(Assigned task)
Carry on the essay about whom to trust with end-of-life decisions, picking up after its last paragraph.

(Document section)
====
Whom Can You Trust With End-of-Life Decisions?
It is almost a given that older individuals invariably appoint their children to be their substitute decision-makers when they set out to create a power of attorney for personal care (which included medical decisions), whether or not it includes an advance directive known colloquially as a “living will.”
The understandable assumption is this: who can you trust to better fulfil your most important decisions about end-of-life care than your most cherished family members? It’s one thing if you have never communicated your wishes to your children, something I suggest is a serious abrogation of crucial communication. It’s another if, after you have expressed your deep-felt wishes, your children choose to reinterpret or apparently ignore your instructions for their own personal reasons or values.
I am not referring to the unfortunately common phenomenon of what family therapists may refer to as “dysfunctional families” of which there seem to be a wide spectrum, but to the fact that varying degrees of family strife and conflict are not uncommon. I am concerned as much about apparently fully functional and ostensibly loving and respectful families who become dissociated from those they are supposed to represent when important decisions have to be made. They often couch their decisions in terms of apparent psychological conflict. This type of conflict is often called “moral distress” when healthcare professionals find that they are acting on decision-making processes that conflict deeply with their professional and personal values.
====
(Source information)

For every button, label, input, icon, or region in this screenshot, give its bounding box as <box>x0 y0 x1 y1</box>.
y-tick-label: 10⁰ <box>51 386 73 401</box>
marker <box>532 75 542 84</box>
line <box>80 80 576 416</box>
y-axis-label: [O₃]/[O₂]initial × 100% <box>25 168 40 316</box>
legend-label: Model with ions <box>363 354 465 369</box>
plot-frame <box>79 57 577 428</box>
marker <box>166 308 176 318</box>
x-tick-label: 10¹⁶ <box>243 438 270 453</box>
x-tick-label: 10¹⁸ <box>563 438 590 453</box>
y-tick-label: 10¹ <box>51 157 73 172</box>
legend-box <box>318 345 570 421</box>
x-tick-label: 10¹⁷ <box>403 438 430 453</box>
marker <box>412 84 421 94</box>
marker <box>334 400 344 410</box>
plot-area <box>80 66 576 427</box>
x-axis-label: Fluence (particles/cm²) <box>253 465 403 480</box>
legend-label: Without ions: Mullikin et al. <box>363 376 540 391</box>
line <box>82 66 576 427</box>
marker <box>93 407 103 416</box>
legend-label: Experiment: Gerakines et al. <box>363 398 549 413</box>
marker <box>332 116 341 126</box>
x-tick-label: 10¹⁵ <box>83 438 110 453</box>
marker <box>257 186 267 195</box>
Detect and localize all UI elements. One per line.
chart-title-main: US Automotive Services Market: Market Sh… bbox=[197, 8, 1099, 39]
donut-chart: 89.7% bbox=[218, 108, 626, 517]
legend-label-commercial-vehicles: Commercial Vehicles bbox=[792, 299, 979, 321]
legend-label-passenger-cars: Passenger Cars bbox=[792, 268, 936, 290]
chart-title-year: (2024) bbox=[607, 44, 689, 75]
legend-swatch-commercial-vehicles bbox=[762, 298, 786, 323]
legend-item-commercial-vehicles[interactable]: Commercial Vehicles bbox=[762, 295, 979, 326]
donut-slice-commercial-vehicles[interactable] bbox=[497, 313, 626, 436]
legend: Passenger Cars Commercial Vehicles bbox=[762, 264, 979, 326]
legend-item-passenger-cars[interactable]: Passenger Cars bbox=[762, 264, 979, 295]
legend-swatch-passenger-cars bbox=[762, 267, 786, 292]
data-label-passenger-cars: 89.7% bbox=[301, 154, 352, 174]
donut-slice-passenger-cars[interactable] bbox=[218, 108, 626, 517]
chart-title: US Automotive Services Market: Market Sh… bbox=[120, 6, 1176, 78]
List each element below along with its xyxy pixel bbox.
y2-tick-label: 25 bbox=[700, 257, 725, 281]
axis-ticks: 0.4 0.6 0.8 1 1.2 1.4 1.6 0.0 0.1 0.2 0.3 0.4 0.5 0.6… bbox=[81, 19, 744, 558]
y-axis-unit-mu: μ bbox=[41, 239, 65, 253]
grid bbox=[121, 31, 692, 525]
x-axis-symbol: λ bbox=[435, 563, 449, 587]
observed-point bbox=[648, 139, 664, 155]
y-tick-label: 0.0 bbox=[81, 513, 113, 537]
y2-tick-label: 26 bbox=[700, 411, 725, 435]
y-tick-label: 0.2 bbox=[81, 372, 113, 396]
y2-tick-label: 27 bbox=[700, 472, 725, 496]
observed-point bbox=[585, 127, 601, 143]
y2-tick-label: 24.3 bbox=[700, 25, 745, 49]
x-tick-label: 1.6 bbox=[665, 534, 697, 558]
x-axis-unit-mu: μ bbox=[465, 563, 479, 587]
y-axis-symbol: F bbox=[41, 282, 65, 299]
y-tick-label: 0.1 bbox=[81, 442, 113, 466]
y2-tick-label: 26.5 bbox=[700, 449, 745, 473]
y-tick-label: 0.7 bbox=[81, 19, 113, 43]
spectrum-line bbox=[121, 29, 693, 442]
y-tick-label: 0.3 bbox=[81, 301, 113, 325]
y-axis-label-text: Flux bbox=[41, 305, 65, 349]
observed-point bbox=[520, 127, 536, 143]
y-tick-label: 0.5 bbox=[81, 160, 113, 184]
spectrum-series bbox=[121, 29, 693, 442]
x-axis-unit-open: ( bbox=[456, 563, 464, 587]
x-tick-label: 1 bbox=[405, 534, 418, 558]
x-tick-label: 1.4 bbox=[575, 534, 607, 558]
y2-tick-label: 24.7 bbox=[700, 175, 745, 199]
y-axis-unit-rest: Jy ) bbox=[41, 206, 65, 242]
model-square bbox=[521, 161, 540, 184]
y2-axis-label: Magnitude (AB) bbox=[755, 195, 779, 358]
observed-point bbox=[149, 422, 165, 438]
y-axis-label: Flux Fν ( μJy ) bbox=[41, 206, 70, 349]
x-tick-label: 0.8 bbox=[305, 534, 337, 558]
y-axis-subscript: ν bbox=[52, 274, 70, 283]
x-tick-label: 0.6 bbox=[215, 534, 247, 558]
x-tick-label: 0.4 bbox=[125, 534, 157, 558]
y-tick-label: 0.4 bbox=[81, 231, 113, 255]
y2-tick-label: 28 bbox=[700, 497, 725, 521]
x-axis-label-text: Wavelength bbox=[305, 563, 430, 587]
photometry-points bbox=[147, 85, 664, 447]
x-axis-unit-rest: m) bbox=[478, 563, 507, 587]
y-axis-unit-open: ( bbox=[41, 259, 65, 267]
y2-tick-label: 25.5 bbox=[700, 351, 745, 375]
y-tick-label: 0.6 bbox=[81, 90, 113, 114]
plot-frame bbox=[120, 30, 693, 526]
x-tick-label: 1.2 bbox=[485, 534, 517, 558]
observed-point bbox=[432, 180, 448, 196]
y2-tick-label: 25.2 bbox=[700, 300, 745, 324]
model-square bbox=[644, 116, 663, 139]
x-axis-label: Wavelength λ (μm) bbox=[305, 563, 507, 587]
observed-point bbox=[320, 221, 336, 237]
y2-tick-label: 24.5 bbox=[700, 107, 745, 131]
====
(Exercise output)
I have had cases where the older patient’s wishes that my colleagues and I (in my role as a clinical ethicist) were asked to comment upon. From the content of the expressed wishes in what would appear to be a validly implemented advance directive it appeared that the expressed wishes were overridden or ignored by apparently loving and devoted children. A commonly repeated scenario that I have witnessed on a number of occasions is that an older person writes a living will in the presence of a responsible legal advisor and has consistently indicated a mentally competent wish to not have a permanent feeding tube provided under defined circumstances.
Yet even in the face of what would be normally construed as unassailable expressions of wishes, the children end up requesting that such a tube be inserted even in the face of the apparently contradictory instructions. This often occurs in late-stage dementia or other brain diseases where the level of mental interaction with those the person loves will never return to any semblance of function acceptable to them. I have heard children claim, even in the face of very clear instructions about not wishing permanent artificial nutrition and hydration (a feeding tube) that they “cannot bring themselves to make that decision,” or that they “could not live with themselves in making such a decision.”
I have witnessed cases that eventually get referred to the legal tribunal that adjudicates such situations. Then, even in the face of a decision that upholds the living will instructions, the family pursues all other legal means possible to allow them to not carry out the wishes of their parent. These cases often involve families that espouse love and devotion as the reason for their failure to follow the instructions.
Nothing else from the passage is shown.